(Raw records)
━━━━
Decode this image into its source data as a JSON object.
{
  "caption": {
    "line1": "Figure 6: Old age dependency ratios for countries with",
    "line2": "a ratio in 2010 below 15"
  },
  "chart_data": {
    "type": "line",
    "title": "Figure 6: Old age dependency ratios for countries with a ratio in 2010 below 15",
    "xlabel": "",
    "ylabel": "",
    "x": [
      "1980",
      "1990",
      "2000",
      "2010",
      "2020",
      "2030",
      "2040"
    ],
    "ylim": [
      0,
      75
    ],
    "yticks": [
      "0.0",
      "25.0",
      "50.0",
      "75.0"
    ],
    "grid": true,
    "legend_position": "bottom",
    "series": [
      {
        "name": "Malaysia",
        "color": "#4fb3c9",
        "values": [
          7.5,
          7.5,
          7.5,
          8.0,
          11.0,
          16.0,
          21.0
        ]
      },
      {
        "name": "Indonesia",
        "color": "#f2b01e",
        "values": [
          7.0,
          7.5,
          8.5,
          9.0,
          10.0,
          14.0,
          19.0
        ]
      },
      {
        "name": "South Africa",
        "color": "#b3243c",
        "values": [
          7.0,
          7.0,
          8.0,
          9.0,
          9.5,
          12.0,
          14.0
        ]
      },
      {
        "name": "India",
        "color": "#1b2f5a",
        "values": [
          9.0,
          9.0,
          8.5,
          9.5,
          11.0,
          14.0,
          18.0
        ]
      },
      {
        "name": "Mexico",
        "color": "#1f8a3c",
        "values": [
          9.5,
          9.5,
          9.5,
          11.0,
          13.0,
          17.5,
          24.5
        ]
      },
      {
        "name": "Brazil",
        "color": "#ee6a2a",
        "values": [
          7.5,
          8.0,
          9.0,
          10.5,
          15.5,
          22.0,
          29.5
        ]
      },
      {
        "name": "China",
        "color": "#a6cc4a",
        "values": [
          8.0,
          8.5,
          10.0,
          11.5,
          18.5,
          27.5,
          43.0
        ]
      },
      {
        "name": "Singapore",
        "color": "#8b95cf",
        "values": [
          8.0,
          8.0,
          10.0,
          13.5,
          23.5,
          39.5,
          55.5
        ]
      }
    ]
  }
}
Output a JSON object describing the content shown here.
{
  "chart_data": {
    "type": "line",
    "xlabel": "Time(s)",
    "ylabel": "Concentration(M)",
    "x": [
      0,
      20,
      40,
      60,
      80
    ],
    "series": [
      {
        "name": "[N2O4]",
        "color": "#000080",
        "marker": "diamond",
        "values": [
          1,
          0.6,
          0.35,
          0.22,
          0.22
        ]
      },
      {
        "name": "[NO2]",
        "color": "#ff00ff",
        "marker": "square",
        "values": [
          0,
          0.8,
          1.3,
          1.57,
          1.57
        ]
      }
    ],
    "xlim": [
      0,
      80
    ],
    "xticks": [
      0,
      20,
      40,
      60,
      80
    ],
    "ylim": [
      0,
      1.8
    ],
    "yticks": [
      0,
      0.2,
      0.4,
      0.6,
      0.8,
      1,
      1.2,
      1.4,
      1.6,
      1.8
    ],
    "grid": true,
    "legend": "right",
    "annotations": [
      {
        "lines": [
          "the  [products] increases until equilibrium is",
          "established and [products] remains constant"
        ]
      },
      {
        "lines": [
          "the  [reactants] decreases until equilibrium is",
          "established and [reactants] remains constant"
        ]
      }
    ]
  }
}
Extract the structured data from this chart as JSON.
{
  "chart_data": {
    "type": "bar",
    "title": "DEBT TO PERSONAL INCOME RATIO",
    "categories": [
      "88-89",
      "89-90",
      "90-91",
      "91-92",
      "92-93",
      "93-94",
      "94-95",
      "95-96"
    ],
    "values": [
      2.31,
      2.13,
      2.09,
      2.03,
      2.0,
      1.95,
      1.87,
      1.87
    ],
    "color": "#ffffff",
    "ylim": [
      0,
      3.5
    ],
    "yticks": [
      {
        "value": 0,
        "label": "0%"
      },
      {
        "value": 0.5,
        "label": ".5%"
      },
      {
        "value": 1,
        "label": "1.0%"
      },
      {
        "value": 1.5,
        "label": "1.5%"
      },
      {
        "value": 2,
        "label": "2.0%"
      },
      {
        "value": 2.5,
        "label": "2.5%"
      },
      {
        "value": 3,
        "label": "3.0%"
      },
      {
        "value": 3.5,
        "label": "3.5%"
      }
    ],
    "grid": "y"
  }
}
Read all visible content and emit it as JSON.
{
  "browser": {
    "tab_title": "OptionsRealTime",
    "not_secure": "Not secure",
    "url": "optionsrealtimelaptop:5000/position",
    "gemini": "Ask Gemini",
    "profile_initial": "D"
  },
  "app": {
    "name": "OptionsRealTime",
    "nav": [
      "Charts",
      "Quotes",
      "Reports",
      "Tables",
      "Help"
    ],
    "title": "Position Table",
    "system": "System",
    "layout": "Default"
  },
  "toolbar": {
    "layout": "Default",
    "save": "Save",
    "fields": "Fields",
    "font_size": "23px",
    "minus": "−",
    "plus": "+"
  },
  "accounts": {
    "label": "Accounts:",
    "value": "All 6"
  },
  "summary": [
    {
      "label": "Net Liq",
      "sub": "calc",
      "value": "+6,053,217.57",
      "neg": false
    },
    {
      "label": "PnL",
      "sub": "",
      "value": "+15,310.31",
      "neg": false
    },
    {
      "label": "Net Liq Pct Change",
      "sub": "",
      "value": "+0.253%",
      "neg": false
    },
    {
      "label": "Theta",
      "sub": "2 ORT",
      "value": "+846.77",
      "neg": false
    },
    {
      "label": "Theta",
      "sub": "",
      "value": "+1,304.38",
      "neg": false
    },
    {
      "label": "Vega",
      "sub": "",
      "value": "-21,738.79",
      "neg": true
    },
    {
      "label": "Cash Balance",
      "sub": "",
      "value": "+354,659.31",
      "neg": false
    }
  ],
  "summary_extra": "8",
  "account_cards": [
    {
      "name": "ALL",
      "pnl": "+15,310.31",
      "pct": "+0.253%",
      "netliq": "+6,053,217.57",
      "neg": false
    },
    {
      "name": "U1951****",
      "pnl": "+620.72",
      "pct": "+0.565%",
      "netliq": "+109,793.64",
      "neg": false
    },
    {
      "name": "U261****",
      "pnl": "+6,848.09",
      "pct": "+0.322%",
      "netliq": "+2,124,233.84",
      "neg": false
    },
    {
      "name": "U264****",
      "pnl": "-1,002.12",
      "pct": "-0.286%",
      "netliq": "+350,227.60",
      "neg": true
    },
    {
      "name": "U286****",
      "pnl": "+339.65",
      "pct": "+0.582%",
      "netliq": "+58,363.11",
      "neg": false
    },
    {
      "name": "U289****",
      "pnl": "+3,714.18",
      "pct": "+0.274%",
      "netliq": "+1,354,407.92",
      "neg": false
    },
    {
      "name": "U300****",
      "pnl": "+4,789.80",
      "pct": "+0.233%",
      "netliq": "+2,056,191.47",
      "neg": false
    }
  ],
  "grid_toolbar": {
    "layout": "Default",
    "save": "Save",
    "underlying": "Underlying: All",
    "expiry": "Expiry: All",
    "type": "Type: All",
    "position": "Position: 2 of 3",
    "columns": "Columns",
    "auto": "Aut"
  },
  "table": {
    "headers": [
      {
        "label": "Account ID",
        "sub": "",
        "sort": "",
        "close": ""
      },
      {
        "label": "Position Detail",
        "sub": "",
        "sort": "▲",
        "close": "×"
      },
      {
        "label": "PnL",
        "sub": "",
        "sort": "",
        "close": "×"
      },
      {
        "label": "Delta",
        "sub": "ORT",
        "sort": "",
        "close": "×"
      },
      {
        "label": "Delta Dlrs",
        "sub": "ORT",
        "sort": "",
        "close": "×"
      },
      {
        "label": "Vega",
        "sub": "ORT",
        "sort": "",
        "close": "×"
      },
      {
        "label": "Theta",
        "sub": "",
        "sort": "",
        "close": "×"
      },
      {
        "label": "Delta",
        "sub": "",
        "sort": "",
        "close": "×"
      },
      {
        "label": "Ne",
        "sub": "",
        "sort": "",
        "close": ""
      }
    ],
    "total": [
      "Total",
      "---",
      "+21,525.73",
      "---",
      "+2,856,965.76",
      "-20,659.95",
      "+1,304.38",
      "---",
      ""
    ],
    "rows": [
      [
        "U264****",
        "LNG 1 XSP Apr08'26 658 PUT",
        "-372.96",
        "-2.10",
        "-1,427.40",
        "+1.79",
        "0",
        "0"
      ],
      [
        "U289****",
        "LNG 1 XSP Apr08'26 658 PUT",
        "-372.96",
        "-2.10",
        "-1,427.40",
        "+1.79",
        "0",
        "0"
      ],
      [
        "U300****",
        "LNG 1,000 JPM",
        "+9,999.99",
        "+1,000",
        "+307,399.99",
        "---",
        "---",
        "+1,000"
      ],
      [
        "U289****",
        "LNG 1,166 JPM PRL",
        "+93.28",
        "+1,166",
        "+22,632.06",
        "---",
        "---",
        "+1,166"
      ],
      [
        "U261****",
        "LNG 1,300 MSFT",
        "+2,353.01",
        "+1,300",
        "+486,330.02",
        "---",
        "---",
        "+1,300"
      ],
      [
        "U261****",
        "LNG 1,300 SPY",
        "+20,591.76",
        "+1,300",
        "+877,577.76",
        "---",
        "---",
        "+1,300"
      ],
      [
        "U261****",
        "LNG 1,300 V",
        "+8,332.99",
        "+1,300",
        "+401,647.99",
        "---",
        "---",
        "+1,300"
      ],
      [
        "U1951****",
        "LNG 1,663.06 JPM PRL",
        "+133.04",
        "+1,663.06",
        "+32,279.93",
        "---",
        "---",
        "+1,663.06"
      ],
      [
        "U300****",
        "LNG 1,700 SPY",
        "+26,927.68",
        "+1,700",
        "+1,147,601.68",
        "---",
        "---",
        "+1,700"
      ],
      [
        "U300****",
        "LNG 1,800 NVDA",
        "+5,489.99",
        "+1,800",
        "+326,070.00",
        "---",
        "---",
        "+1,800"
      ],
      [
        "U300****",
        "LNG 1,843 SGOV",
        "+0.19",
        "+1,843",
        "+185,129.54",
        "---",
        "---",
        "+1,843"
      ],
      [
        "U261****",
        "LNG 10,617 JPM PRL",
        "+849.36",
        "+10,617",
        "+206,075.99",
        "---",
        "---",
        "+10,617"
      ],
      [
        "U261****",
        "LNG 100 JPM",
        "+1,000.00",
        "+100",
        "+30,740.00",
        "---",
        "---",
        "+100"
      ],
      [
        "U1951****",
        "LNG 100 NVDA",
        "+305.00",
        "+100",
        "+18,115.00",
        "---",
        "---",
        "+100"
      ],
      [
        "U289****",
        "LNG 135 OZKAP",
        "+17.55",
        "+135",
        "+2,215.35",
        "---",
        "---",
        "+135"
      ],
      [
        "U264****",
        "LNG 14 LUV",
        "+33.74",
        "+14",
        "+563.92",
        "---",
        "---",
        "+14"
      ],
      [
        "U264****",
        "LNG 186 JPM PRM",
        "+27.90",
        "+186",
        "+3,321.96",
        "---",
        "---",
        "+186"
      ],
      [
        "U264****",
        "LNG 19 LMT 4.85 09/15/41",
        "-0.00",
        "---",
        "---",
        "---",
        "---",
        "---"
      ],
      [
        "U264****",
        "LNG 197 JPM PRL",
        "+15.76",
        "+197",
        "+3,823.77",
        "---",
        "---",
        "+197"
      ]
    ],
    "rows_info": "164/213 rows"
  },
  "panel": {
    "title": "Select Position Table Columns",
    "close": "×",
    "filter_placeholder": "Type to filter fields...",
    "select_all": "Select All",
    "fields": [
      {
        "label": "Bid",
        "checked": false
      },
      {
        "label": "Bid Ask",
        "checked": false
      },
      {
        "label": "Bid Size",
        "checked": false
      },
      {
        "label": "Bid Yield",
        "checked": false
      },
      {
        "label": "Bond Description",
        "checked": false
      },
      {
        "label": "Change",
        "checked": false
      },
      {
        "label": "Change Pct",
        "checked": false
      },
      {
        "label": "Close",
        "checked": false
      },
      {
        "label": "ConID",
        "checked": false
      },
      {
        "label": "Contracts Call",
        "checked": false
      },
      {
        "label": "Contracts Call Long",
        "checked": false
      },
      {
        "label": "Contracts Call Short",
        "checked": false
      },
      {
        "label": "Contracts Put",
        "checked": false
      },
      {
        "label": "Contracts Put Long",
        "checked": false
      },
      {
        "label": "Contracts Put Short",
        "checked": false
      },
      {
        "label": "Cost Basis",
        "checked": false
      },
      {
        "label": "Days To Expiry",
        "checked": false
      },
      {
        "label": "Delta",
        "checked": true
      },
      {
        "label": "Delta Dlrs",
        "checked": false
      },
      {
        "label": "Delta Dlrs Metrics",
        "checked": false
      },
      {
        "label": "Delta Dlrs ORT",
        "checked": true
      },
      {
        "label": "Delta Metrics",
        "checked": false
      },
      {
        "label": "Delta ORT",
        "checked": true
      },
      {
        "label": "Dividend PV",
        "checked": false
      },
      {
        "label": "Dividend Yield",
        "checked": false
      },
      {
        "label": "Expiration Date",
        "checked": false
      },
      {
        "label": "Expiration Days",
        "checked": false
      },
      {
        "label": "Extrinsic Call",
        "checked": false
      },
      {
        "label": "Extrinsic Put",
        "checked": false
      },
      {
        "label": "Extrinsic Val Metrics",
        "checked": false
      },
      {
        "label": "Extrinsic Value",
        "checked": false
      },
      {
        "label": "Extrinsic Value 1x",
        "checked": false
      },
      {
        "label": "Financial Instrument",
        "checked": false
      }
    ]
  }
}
━━━━
## Short problem
Copy out every line that includes the word "Metrics".

## Task answer
        "label": "Delta Dlrs Metrics",
        "label": "Delta Metrics",
        "label": "Extrinsic Val Metrics",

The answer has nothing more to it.